SHORT TASK: Repeat the material exactly, every line of it.

GIVEN ENTRIES:
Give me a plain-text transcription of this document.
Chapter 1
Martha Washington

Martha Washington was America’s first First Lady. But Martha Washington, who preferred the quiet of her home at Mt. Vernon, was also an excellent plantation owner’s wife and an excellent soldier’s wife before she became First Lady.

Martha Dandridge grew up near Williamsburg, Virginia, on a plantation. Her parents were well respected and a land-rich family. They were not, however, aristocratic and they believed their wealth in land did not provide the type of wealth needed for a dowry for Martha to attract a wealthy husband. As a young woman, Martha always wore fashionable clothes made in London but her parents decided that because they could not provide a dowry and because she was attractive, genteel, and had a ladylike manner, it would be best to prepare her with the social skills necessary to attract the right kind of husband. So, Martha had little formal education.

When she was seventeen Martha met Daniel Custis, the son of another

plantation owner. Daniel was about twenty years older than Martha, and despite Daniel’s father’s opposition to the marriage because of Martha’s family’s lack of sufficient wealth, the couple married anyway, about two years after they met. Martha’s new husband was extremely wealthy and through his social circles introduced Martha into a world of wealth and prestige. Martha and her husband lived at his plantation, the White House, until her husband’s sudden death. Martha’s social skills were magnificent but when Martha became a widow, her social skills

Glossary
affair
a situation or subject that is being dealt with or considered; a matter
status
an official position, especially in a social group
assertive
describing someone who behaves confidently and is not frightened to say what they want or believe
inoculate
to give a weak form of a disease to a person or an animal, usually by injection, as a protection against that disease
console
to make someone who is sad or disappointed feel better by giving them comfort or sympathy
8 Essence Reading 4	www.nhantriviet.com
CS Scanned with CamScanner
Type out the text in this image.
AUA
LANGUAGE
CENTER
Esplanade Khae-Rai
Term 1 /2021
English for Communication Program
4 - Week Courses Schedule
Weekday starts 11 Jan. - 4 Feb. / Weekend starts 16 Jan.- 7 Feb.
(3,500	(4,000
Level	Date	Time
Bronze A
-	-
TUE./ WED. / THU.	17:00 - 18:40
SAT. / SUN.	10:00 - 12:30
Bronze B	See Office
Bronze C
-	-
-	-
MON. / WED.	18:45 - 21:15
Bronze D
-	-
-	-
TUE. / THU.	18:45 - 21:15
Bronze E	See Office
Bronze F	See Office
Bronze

CORRECT ANSWER:
Give me a plain-text transcription of this document.
Chapter 1
Martha Washington

Martha Washington was America’s first First Lady. But Martha Washington, who preferred the quiet of her home at Mt. Vernon, was also an excellent plantation owner’s wife and an excellent soldier’s wife before she became First Lady.

Martha Dandridge grew up near Williamsburg, Virginia, on a plantation. Her parents were well respected and a land-rich family. They were not, however, aristocratic and they believed their wealth in land did not provide the type of wealth needed for a dowry for Martha to attract a wealthy husband. As a young woman, Martha always wore fashionable clothes made in London but her parents decided that because they could not provide a dowry and because she was attractive, genteel, and had a ladylike manner, it would be best to prepare her with the social skills necessary to attract the right kind of husband. So, Martha had little formal education.

When she was seventeen Martha met Daniel Custis, the son of another

plantation owner. Daniel was about twenty years older than Martha, and despite Daniel’s father’s opposition to the marriage because of Martha’s family’s lack of sufficient wealth, the couple married anyway, about two years after they met. Martha’s new husband was extremely wealthy and through his social circles introduced Martha into a world of wealth and prestige. Martha and her husband lived at his plantation, the White House, until her husband’s sudden death. Martha’s social skills were magnificent but when Martha became a widow, her social skills

Glossary
affair
a situation or subject that is being dealt with or considered; a matter
status
an official position, especially in a social group
assertive
describing someone who behaves confidently and is not frightened to say what they want or believe
inoculate
to give a weak form of a disease to a person or an animal, usually by injection, as a protection against that disease
console
to make someone who is sad or disappointed feel better by giving them comfort or sympathy
8 Essence Reading 4	www.nhantriviet.com
CS Scanned with CamScanner
Type out the text in this image.
AUA
LANGUAGE
CENTER
Esplanade Khae-Rai
Term 1 /2021
English for Communication Program
4 - Week Courses Schedule
Weekday starts 11 Jan. - 4 Feb. / Weekend starts 16 Jan.- 7 Feb.
(3,500	(4,000
Level	Date	Time
Bronze A
-	-
TUE./ WED. / THU.	17:00 - 18:40
SAT. / SUN.	10:00 - 12:30
Bronze B	See Office
Bronze C
-	-
-	-
MON. / WED.	18:45 - 21:15
Bronze D
-	-
-	-
TUE. / THU.	18:45 - 21:15
Bronze E	See Office
Bronze F	See Office
Bronze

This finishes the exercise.